§ **Aim**
Give all of the lines again, with nothing added or dropped.
:: Data in this exercise
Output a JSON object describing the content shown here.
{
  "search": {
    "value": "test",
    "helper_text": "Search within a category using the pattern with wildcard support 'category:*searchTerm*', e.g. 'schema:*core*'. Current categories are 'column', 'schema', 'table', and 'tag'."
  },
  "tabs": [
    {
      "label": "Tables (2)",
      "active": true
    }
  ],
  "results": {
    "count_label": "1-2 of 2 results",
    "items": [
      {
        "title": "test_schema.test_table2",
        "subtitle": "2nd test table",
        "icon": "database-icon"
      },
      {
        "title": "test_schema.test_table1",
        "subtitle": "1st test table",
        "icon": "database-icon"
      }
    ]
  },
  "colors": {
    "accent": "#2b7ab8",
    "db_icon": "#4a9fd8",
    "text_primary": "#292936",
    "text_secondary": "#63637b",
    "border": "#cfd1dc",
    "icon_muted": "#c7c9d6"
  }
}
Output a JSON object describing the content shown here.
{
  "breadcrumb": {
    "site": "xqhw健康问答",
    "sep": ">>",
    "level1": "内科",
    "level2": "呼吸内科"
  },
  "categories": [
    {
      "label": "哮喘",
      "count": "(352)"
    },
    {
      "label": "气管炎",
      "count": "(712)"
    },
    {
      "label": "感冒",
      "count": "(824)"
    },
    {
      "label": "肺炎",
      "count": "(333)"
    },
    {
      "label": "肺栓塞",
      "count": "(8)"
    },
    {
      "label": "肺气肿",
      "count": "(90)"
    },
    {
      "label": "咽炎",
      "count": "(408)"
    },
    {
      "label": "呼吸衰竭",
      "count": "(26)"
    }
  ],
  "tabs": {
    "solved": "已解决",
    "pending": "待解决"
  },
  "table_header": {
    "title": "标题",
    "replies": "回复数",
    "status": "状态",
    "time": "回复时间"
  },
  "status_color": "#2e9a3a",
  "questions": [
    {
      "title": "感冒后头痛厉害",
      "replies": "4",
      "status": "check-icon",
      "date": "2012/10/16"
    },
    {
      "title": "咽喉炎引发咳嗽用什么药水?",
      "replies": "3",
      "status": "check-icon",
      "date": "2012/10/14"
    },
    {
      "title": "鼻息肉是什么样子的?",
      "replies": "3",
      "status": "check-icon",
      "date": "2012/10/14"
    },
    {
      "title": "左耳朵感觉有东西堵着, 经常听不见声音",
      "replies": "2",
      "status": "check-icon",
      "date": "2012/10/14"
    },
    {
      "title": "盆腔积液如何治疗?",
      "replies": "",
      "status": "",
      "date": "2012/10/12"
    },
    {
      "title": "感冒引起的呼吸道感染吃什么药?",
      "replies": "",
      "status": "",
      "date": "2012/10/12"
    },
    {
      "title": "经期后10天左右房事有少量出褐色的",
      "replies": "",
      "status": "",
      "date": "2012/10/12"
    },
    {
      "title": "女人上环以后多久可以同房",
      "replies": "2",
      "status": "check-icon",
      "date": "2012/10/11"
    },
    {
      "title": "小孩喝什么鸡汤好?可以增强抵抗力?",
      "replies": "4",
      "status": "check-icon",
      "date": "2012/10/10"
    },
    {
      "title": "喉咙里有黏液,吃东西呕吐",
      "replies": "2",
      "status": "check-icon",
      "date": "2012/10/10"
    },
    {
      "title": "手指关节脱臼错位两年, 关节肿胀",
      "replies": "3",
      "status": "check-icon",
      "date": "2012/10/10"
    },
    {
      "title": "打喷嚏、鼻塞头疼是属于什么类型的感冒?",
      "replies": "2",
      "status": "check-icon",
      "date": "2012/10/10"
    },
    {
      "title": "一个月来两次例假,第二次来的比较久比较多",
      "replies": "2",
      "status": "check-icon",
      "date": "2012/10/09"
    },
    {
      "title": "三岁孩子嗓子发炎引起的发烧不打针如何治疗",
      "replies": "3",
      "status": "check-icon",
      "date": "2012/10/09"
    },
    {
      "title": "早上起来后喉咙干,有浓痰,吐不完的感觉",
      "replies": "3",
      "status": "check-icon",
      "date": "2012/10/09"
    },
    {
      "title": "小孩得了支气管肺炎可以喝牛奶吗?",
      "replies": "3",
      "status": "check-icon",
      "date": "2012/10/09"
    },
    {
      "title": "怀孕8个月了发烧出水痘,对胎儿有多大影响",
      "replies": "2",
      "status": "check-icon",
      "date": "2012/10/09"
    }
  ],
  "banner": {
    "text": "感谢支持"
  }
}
::::
§ **Response**
Output a JSON object describing the content shown here.
{
  "search": {
    "value": "test",
    "helper_text": "Search within a category using the pattern with wildcard support 'category:*searchTerm*', e.g. 'schema:*core*'. Current categories are 'column', 'schema', 'table', and 'tag'."
  },
  "tabs": [
    {
      "label": "Tables (2)",
      "active": true
    }
  ],
  "results": {
    "count_label": "1-2 of 2 results",
    "items": [
      {
        "title": "test_schema.test_table2",
        "subtitle": "2nd test table",
        "icon": "database-icon"
      },
      {
        "title": "test_schema.test_table1",
        "subtitle": "1st test table",
        "icon": "database-icon"
      }
    ]
  },
  "colors": {
    "accent": "#2b7ab8",
    "db_icon": "#4a9fd8",
    "text_primary": "#292936",
    "text_secondary": "#63637b",
    "border": "#cfd1dc",
    "icon_muted": "#c7c9d6"
  }
}
Output a JSON object describing the content shown here.
{
  "breadcrumb": {
    "site": "xqhw健康问答",
    "sep": ">>",
    "level1": "内科",
    "level2": "呼吸内科"
  },
  "categories": [
    {
      "label": "哮喘",
      "count": "(352)"
    },
    {
      "label": "气管炎",
      "count": "(712)"
    },
    {
      "label": "感冒",
      "count": "(824)"
    },
    {
      "label": "肺炎",
      "count": "(333)"
    },
    {
      "label": "肺栓塞",
      "count": "(8)"
    },
    {
      "label": "肺气肿",
      "count": "(90)"
    },
    {
      "label": "咽炎",
      "count": "(408)"
    },
    {
      "label": "呼吸衰竭",
      "count": "(26)"
    }
  ],
  "tabs": {
    "solved": "已解决",
    "pending": "待解决"
  },
  "table_header": {
    "title": "标题",
    "replies": "回复数",
    "status": "状态",
    "time": "回复时间"
  },
  "status_color": "#2e9a3a",
  "questions": [
    {
      "title": "感冒后头痛厉害",
      "replies": "4",
      "status": "check-icon",
      "date": "2012/10/16"
    },
    {
      "title": "咽喉炎引发咳嗽用什么药水?",
      "replies": "3",
      "status": "check-icon",
      "date": "2012/10/14"
    },
    {
      "title": "鼻息肉是什么样子的?",
      "replies": "3",
      "status": "check-icon",
      "date": "2012/10/14"
    },
    {
      "title": "左耳朵感觉有东西堵着, 经常听不见声音",
      "replies": "2",
      "status": "check-icon",
      "date": "2012/10/14"
    },
    {
      "title": "盆腔积液如何治疗?",
      "replies": "",
      "status": "",
      "date": "2012/10/12"
    },
    {
      "title": "感冒引起的呼吸道感染吃什么药?",
      "replies": "",
      "status": "",
      "date": "2012/10/12"
    },
    {
      "title": "经期后10天左右房事有少量出褐色的",
      "replies": "",
      "status": "",
      "date": "2012/10/12"
    },
    {
      "title": "女人上环以后多久可以同房",
      "replies": "2",
      "status": "check-icon",
      "date": "2012/10/11"
    },
    {
      "title": "小孩喝什么鸡汤好?可以增强抵抗力?",
      "replies": "4",
      "status": "check-icon",
      "date": "2012/10/10"
    },
    {
      "title": "喉咙里有黏液,吃东西呕吐",
      "replies": "2",
      "status": "check-icon",
      "date": "2012/10/10"
    },
    {
      "title": "手指关节脱臼错位两年, 关节肿胀",
      "replies": "3",
      "status": "check-icon",
      "date": "2012/10/10"
    },
    {
      "title": "打喷嚏、鼻塞头疼是属于什么类型的感冒?",
      "replies": "2",
      "status": "check-icon",
      "date": "2012/10/10"
    },
    {
      "title": "一个月来两次例假,第二次来的比较久比较多",
      "replies": "2",
      "status": "check-icon",
      "date": "2012/10/09"
    },
    {
      "title": "三岁孩子嗓子发炎引起的发烧不打针如何治疗",
      "replies": "3",
      "status": "check-icon",
      "date": "2012/10/09"
    },
    {
      "title": "早上起来后喉咙干,有浓痰,吐不完的感觉",
      "replies": "3",
      "status": "check-icon",
      "date": "2012/10/09"
    },
    {
      "title": "小孩得了支气管肺炎可以喝牛奶吗?",
      "replies": "3",
      "status": "check-icon",
      "date": "2012/10/09"
    },
    {
      "title": "怀孕8个月了发烧出水痘,对胎儿有多大影响",
      "replies": "2",
      "status": "check-icon",
      "date": "2012/10/09"
    }
  ],
  "banner": {
    "text": "感谢支持"
  }
}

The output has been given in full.